REQUEST 1 - Reproduce the passage of the election funding article between "Transparency register documents" and "win a seat.", inclusive.
REQUEST 2 -
Using the election funding article, answer:
(a) From how many donors did Zali Steggall raise more than $1.1m?
(b) On what date do election funding claims close?
(c) How much interim election funding was granted to the Jacqui Lambie Network?

SOURCE -
========================================================================

The AEC has processed more than $9.5m in claims from political parties and candidates.

The Australian Electoral Commission has processed more than $9.5m in claims from political parties and candidates who contested the federal election, including significant paydays for Clive Palmer’s United Australia Party and independent MP Zali Steggall.

Transparency register documents reveal 37 election funding claims valued above $10,000 have been lodged with the AEC including final determinations handing more than $640,000 to Mr Palmer’s UAP, which failed to win a seat.

Ms Steggall, who raised more than $1.1m from 1378 donors in her successful challenge to former prime minister Tony Abbott in Warringah, is expected to receive $100,253.

Ahead of the election funding claims cut-off on November 17, the AEC has granted interim election funding payments for Pauline Hanson’s One Nation, valued at $1.88m, and almost $42,000 for the Jacqui Lambie Network. AEC commissioner Tom Rogers determined that the interim claim lodged by One Nation be “accepted in part and refused in part”.

 
 

The Australian understands the overall total for election funding payments will be considerably higher once all claims are processed by the end of the year.

========================================================================

AVAILABLE DATA -
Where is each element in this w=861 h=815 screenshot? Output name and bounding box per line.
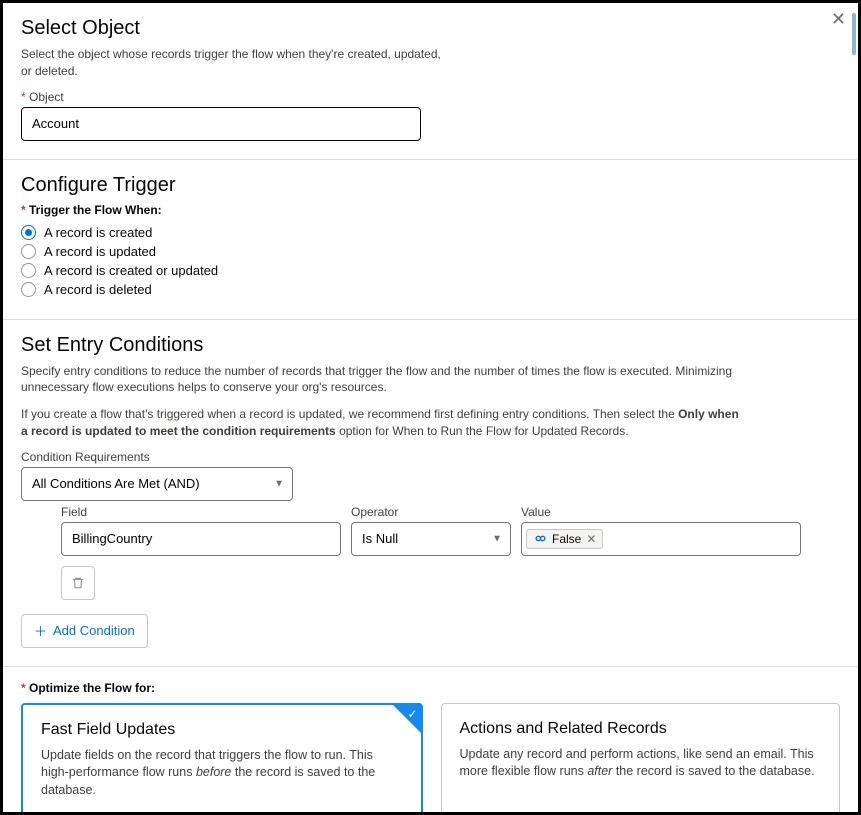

========================================================================

CORRECT RESULT 1 -
Transparency register documents reveal 37 election funding claims valued above $10,000 have been lodged with the AEC including final determinations handing more than $640,000 to Mr Palmer’s UAP, which failed to win a seat.

CORRECT RESULT 2 -
(a) 1378 donors
(b) November 17
(c) Almost $42,000